═══ Provided entries

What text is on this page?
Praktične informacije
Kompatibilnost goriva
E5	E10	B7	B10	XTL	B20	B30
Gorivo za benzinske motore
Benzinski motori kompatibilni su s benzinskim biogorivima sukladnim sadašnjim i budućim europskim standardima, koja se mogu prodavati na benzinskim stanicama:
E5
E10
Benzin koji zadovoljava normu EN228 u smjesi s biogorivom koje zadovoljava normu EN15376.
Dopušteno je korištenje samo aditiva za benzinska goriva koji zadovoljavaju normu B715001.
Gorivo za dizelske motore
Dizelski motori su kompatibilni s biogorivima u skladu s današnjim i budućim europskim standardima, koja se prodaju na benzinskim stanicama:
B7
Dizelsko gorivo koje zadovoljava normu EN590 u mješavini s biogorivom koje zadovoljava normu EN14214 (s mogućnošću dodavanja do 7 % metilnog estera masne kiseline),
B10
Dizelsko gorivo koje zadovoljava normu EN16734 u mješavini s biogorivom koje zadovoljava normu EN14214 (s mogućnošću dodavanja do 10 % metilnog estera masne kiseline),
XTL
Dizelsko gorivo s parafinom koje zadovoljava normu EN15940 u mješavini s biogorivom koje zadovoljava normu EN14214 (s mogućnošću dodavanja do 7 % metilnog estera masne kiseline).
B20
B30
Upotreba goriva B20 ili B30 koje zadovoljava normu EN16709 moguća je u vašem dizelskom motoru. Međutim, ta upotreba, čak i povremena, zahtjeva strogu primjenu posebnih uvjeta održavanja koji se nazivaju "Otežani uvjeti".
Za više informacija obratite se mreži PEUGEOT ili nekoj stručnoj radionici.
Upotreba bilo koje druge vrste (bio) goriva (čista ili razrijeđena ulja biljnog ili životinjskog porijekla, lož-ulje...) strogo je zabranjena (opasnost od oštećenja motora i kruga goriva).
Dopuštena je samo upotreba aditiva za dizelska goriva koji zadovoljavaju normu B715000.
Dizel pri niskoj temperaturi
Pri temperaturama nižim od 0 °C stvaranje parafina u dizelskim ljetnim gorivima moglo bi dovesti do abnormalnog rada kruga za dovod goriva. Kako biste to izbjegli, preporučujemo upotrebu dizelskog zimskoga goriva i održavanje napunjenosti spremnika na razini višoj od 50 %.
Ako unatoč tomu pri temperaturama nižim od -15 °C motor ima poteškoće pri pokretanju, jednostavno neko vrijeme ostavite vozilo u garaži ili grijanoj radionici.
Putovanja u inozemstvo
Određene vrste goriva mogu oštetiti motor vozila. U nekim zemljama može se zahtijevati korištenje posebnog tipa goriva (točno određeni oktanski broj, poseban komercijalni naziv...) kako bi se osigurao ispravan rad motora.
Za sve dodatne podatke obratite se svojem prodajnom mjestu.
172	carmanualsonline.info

══════

§ Exercise aim:
Output the records exactly, including every line.

§ Result for this exercise:
What text is on this page?
Praktične informacije
Kompatibilnost goriva
E5	E10	B7	B10	XTL	B20	B30
Gorivo za benzinske motore
Benzinski motori kompatibilni su s benzinskim biogorivima sukladnim sadašnjim i budućim europskim standardima, koja se mogu prodavati na benzinskim stanicama:
E5
E10
Benzin koji zadovoljava normu EN228 u smjesi s biogorivom koje zadovoljava normu EN15376.
Dopušteno je korištenje samo aditiva za benzinska goriva koji zadovoljavaju normu B715001.
Gorivo za dizelske motore
Dizelski motori su kompatibilni s biogorivima u skladu s današnjim i budućim europskim standardima, koja se prodaju na benzinskim stanicama:
B7
Dizelsko gorivo koje zadovoljava normu EN590 u mješavini s biogorivom koje zadovoljava normu EN14214 (s mogućnošću dodavanja do 7 % metilnog estera masne kiseline),
B10
Dizelsko gorivo koje zadovoljava normu EN16734 u mješavini s biogorivom koje zadovoljava normu EN14214 (s mogućnošću dodavanja do 10 % metilnog estera masne kiseline),
XTL
Dizelsko gorivo s parafinom koje zadovoljava normu EN15940 u mješavini s biogorivom koje zadovoljava normu EN14214 (s mogućnošću dodavanja do 7 % metilnog estera masne kiseline).
B20
B30
Upotreba goriva B20 ili B30 koje zadovoljava normu EN16709 moguća je u vašem dizelskom motoru. Međutim, ta upotreba, čak i povremena, zahtjeva strogu primjenu posebnih uvjeta održavanja koji se nazivaju "Otežani uvjeti".
Za više informacija obratite se mreži PEUGEOT ili nekoj stručnoj radionici.
Upotreba bilo koje druge vrste (bio) goriva (čista ili razrijeđena ulja biljnog ili životinjskog porijekla, lož-ulje...) strogo je zabranjena (opasnost od oštećenja motora i kruga goriva).
Dopuštena je samo upotreba aditiva za dizelska goriva koji zadovoljavaju normu B715000.
Dizel pri niskoj temperaturi
Pri temperaturama nižim od 0 °C stvaranje parafina u dizelskim ljetnim gorivima moglo bi dovesti do abnormalnog rada kruga za dovod goriva. Kako biste to izbjegli, preporučujemo upotrebu dizelskog zimskoga goriva i održavanje napunjenosti spremnika na razini višoj od 50 %.
Ako unatoč tomu pri temperaturama nižim od -15 °C motor ima poteškoće pri pokretanju, jednostavno neko vrijeme ostavite vozilo u garaži ili grijanoj radionici.
Putovanja u inozemstvo
Određene vrste goriva mogu oštetiti motor vozila. U nekim zemljama može se zahtijevati korištenje posebnog tipa goriva (točno određeni oktanski broj, poseban komercijalni naziv...) kako bi se osigurao ispravan rad motora.
Za sve dodatne podatke obratite se svojem prodajnom mjestu.
172	carmanualsonline.info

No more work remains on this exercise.